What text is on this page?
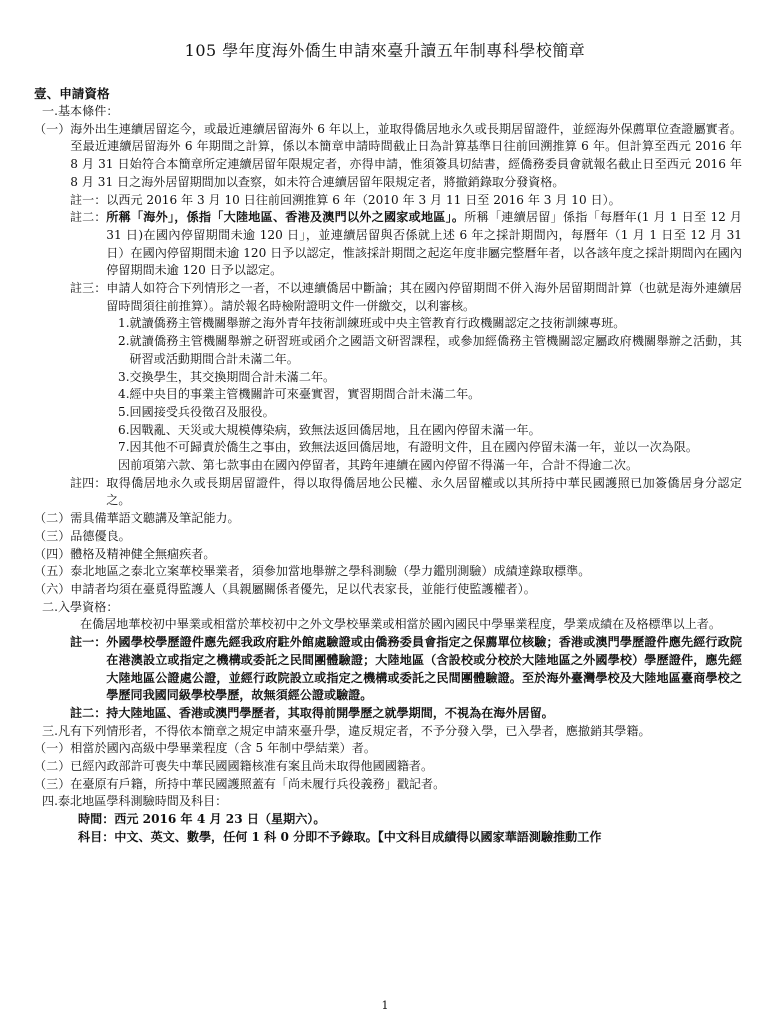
105 學年度海外僑生申請來臺升讀五年制專科學校簡章
壹、申請資格
一. 基本條件：
（一） 海外出生連續居留迄今，或最近連續居留海外 6 年以上，並取得僑居地永久或長期居留證件，並經海外保薦單位查證屬實者。至最近連續居留海外 6 年期間之計算，係以本簡章申請時間截止日為計算基準日往前回溯推算 6 年。但計算至西元 2016 年 8 月 31 日始符合本簡章所定連續居留年限規定者，亦得申請，惟須簽具切結書，經僑務委員會就報名截止日至西元 2016 年 8 月 31 日之海外居留期間加以查察，如未符合連續居留年限規定者，將撤銷錄取分發資格。
註一： 以西元 2016 年 3 月 10 日往前回溯推算 6 年（2010 年 3 月 11 日至 2016 年 3 月 10 日）。
註二： 所稱「海外」，係指「大陸地區、香港及澳門以外之國家或地區」。所稱「連續居留」係指「每曆年(1 月 1 日至 12 月 31 日)在國內停留期間未逾 120 日」，並連續居留與否係就上述 6 年之採計期間內，每曆年（1 月 1 日至 12 月 31 日）在國內停留期間未逾 120 日予以認定，惟該採計期間之起迄年度非屬完整曆年者，以各該年度之採計期間內在國內停留期間未逾 120 日予以認定。
註三： 申請人如符合下列情形之一者，不以連續僑居中斷論；其在國內停留期間不併入海外居留期間計算（也就是海外連續居留時間須往前推算）。請於報名時檢附證明文件一併繳交，以利審核。
1. 就讀僑務主管機關舉辦之海外青年技術訓練班或中央主管教育行政機關認定之技術訓練專班。
2. 就讀僑務主管機關舉辦之研習班或函介之國語文研習課程，或參加經僑務主管機關認定屬政府機關舉辦之活動，其研習或活動期間合計未滿二年。
3. 交換學生，其交換期間合計未滿二年。
4. 經中央目的事業主管機關許可來臺實習，實習期間合計未滿二年。
5. 回國接受兵役徵召及服役。
6. 因戰亂、天災或大規模傳染病，致無法返回僑居地，且在國內停留未滿一年。
7. 因其他不可歸責於僑生之事由，致無法返回僑居地，有證明文件，且在國內停留未滿一年，並以一次為限。
因前項第六款、第七款事由在國內停留者，其跨年連續在國內停留不得滿一年，合計不得逾二次。
註四： 取得僑居地永久或長期居留證件，得以取得僑居地公民權、永久居留權或以其所持中華民國護照已加簽僑居身分認定之。
（二） 需具備華語文聽講及筆記能力。
（三） 品德優良。
（四） 體格及精神健全無痼疾者。
（五） 泰北地區之泰北立案華校畢業者，須參加當地舉辦之學科測驗（學力鑑別測驗）成績達錄取標準。
（六） 申請者均須在臺覓得監護人（具親屬關係者優先，足以代表家長，並能行使監護權者）。
二. 入學資格：
在僑居地華校初中畢業或相當於華校初中之外文學校畢業或相當於國內國民中學畢業程度，學業成績在及格標準以上者。
註一： 外國學校學歷證件應先經我政府駐外館處驗證或由僑務委員會指定之保薦單位核驗；香港或澳門學歷證件應先經行政院在港澳設立或指定之機構或委託之民間團體驗證；大陸地區（含設校或分校於大陸地區之外國學校）學歷證件，應先經大陸地區公證處公證，並經行政院設立或指定之機構或委託之民間團體驗證。至於海外臺灣學校及大陸地區臺商學校之學歷同我國同級學校學歷，故無須經公證或驗證。
註二： 持大陸地區、香港或澳門學歷者，其取得前開學歷之就學期間，不視為在海外居留。
三. 凡有下列情形者，不得依本簡章之規定申請來臺升學，違反規定者，不予分發入學，已入學者，應撤銷其學籍。
（一） 相當於國內高級中學畢業程度（含 5 年制中學結業）者。
（二） 已經內政部許可喪失中華民國國籍核准有案且尚未取得他國國籍者。
（三） 在臺原有戶籍，所持中華民國護照蓋有「尚未履行兵役義務」戳記者。
四. 泰北地區學科測驗時間及科目：
時間：西元 2016 年 4 月 23 日（星期六）。
科目：中文、英文、數學，任何 1 科 0 分即不予錄取。【中文科目成績得以國家華語測驗推動工作
1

> [PROBLEM REQUIREMENTS]:
Going through the entries above, tally each line that has the word "且在國內停留未滿一年". Answer with the number only.

> [WRITTEN REPLY]:
2